WHAT IS ASKED>
Transcribe the material below exactly as it appears.

##### THE INPUT #####

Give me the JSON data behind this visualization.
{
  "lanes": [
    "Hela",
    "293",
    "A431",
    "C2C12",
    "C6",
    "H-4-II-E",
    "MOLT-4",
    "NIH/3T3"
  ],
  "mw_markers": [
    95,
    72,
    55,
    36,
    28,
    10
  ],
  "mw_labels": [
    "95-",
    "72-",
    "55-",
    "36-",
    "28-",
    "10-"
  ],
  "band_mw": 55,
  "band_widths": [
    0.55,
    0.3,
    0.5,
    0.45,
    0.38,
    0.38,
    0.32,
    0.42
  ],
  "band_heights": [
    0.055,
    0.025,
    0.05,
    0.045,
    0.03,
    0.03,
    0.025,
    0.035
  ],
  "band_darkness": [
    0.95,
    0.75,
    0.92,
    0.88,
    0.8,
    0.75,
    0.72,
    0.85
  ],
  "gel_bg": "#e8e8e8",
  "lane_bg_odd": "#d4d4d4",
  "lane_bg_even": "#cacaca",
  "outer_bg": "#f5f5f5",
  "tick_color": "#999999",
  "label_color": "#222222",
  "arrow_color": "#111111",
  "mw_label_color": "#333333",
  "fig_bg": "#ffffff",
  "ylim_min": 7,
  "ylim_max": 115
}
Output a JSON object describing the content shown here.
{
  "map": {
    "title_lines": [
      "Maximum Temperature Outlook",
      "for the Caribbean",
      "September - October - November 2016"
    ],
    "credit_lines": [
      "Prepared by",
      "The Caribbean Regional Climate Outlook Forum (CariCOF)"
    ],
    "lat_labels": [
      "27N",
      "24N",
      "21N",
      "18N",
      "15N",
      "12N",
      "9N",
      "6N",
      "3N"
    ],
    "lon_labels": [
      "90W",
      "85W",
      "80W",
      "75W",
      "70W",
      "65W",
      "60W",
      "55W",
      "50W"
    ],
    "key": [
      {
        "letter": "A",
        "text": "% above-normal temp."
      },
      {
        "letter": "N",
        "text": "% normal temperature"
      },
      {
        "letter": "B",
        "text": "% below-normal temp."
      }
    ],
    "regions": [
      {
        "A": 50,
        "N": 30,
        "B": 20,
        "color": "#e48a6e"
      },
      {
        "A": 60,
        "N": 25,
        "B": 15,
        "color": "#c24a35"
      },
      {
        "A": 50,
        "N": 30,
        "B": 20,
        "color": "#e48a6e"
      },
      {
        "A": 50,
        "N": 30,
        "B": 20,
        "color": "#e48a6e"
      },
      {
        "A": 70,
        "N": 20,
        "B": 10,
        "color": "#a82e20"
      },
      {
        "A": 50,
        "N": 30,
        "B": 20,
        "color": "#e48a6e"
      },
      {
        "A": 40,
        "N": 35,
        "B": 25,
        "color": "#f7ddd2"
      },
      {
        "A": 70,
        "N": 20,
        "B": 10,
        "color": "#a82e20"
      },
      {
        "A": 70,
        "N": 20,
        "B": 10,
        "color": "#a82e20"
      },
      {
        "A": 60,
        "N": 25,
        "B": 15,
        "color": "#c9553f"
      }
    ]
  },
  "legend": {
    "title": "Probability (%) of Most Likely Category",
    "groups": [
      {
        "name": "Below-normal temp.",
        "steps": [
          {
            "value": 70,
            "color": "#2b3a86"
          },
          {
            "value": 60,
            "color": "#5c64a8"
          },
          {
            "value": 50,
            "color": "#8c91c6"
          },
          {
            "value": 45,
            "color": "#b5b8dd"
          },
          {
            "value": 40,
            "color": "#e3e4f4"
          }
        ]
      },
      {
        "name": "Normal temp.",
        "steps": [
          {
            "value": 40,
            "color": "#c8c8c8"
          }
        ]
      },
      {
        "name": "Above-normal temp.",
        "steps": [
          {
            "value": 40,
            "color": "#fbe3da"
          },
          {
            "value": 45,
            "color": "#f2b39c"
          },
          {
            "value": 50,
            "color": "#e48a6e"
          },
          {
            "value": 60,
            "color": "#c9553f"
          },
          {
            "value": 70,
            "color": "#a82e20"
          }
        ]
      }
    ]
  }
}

#####

RIGHT ANSWER>
Give me the JSON data behind this visualization.
{
  "lanes": [
    "Hela",
    "293",
    "A431",
    "C2C12",
    "C6",
    "H-4-II-E",
    "MOLT-4",
    "NIH/3T3"
  ],
  "mw_markers": [
    95,
    72,
    55,
    36,
    28,
    10
  ],
  "mw_labels": [
    "95-",
    "72-",
    "55-",
    "36-",
    "28-",
    "10-"
  ],
  "band_mw": 55,
  "band_widths": [
    0.55,
    0.3,
    0.5,
    0.45,
    0.38,
    0.38,
    0.32,
    0.42
  ],
  "band_heights": [
    0.055,
    0.025,
    0.05,
    0.045,
    0.03,
    0.03,
    0.025,
    0.035
  ],
  "band_darkness": [
    0.95,
    0.75,
    0.92,
    0.88,
    0.8,
    0.75,
    0.72,
    0.85
  ],
  "gel_bg": "#e8e8e8",
  "lane_bg_odd": "#d4d4d4",
  "lane_bg_even": "#cacaca",
  "outer_bg": "#f5f5f5",
  "tick_color": "#999999",
  "label_color": "#222222",
  "arrow_color": "#111111",
  "mw_label_color": "#333333",
  "fig_bg": "#ffffff",
  "ylim_min": 7,
  "ylim_max": 115
}
Output a JSON object describing the content shown here.
{
  "map": {
    "title_lines": [
      "Maximum Temperature Outlook",
      "for the Caribbean",
      "September - October - November 2016"
    ],
    "credit_lines": [
      "Prepared by",
      "The Caribbean Regional Climate Outlook Forum (CariCOF)"
    ],
    "lat_labels": [
      "27N",
      "24N",
      "21N",
      "18N",
      "15N",
      "12N",
      "9N",
      "6N",
      "3N"
    ],
    "lon_labels": [
      "90W",
      "85W",
      "80W",
      "75W",
      "70W",
      "65W",
      "60W",
      "55W",
      "50W"
    ],
    "key": [
      {
        "letter": "A",
        "text": "% above-normal temp."
      },
      {
        "letter": "N",
        "text": "% normal temperature"
      },
      {
        "letter": "B",
        "text": "% below-normal temp."
      }
    ],
    "regions": [
      {
        "A": 50,
        "N": 30,
        "B": 20,
        "color": "#e48a6e"
      },
      {
        "A": 60,
        "N": 25,
        "B": 15,
        "color": "#c24a35"
      },
      {
        "A": 50,
        "N": 30,
        "B": 20,
        "color": "#e48a6e"
      },
      {
        "A": 50,
        "N": 30,
        "B": 20,
        "color": "#e48a6e"
      },
      {
        "A": 70,
        "N": 20,
        "B": 10,
        "color": "#a82e20"
      },
      {
        "A": 50,
        "N": 30,
        "B": 20,
        "color": "#e48a6e"
      },
      {
        "A": 40,
        "N": 35,
        "B": 25,
        "color": "#f7ddd2"
      },
      {
        "A": 70,
        "N": 20,
        "B": 10,
        "color": "#a82e20"
      },
      {
        "A": 70,
        "N": 20,
        "B": 10,
        "color": "#a82e20"
      },
      {
        "A": 60,
        "N": 25,
        "B": 15,
        "color": "#c9553f"
      }
    ]
  },
  "legend": {
    "title": "Probability (%) of Most Likely Category",
    "groups": [
      {
        "name": "Below-normal temp.",
        "steps": [
          {
            "value": 70,
            "color": "#2b3a86"
          },
          {
            "value": 60,
            "color": "#5c64a8"
          },
          {
            "value": 50,
            "color": "#8c91c6"
          },
          {
            "value": 45,
            "color": "#b5b8dd"
          },
          {
            "value": 40,
            "color": "#e3e4f4"
          }
        ]
      },
      {
        "name": "Normal temp.",
        "steps": [
          {
            "value": 40,
            "color": "#c8c8c8"
          }
        ]
      },
      {
        "name": "Above-normal temp.",
        "steps": [
          {
            "value": 40,
            "color": "#fbe3da"
          },
          {
            "value": 45,
            "color": "#f2b39c"
          },
          {
            "value": 50,
            "color": "#e48a6e"
          },
          {
            "value": 60,
            "color": "#c9553f"
          },
          {
            "value": 70,
            "color": "#a82e20"
          }
        ]
      }
    ]
  }
}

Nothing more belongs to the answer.